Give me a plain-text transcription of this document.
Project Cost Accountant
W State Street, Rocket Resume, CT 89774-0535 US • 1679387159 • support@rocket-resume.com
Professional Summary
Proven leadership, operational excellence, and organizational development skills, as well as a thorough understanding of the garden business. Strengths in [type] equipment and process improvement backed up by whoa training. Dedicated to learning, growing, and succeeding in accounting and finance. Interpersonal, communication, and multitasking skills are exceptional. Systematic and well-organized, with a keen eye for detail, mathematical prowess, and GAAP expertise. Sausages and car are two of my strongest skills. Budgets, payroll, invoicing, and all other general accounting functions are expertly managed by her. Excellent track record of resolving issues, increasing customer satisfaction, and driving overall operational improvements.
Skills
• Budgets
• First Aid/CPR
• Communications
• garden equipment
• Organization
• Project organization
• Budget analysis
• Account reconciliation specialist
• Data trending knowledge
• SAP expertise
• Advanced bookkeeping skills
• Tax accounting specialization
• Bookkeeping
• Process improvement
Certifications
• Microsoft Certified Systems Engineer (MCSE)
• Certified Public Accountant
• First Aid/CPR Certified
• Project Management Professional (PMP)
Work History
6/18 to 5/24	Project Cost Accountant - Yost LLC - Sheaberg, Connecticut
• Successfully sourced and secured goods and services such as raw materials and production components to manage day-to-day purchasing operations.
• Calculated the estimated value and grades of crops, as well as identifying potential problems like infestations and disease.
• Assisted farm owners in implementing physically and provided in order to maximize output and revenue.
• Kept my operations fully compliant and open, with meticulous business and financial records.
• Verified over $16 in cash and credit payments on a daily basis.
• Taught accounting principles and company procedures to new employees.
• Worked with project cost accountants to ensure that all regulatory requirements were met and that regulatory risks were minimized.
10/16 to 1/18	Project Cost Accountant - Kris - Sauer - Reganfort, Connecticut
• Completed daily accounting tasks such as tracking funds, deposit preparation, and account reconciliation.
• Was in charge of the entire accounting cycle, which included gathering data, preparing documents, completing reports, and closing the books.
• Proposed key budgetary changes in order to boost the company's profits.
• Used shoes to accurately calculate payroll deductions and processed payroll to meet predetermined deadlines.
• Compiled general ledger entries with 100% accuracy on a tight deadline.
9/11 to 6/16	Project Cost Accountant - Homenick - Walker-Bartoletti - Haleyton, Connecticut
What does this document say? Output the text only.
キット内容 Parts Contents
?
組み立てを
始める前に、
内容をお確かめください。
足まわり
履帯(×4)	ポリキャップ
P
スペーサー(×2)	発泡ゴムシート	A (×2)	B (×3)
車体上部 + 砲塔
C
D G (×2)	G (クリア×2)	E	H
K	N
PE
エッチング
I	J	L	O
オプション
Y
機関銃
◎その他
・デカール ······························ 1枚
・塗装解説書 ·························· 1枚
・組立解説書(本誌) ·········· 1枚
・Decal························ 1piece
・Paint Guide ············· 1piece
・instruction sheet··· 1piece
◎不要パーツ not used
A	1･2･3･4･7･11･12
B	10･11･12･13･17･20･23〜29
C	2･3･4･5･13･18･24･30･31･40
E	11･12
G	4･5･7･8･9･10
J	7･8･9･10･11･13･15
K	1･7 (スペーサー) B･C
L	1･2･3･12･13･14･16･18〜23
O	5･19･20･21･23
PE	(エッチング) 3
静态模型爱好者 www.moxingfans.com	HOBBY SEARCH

STATED TASK – From the data above, show each line that contains "First".

TASK RESPONSE –
• First Aid/CPR
• First Aid/CPR Certified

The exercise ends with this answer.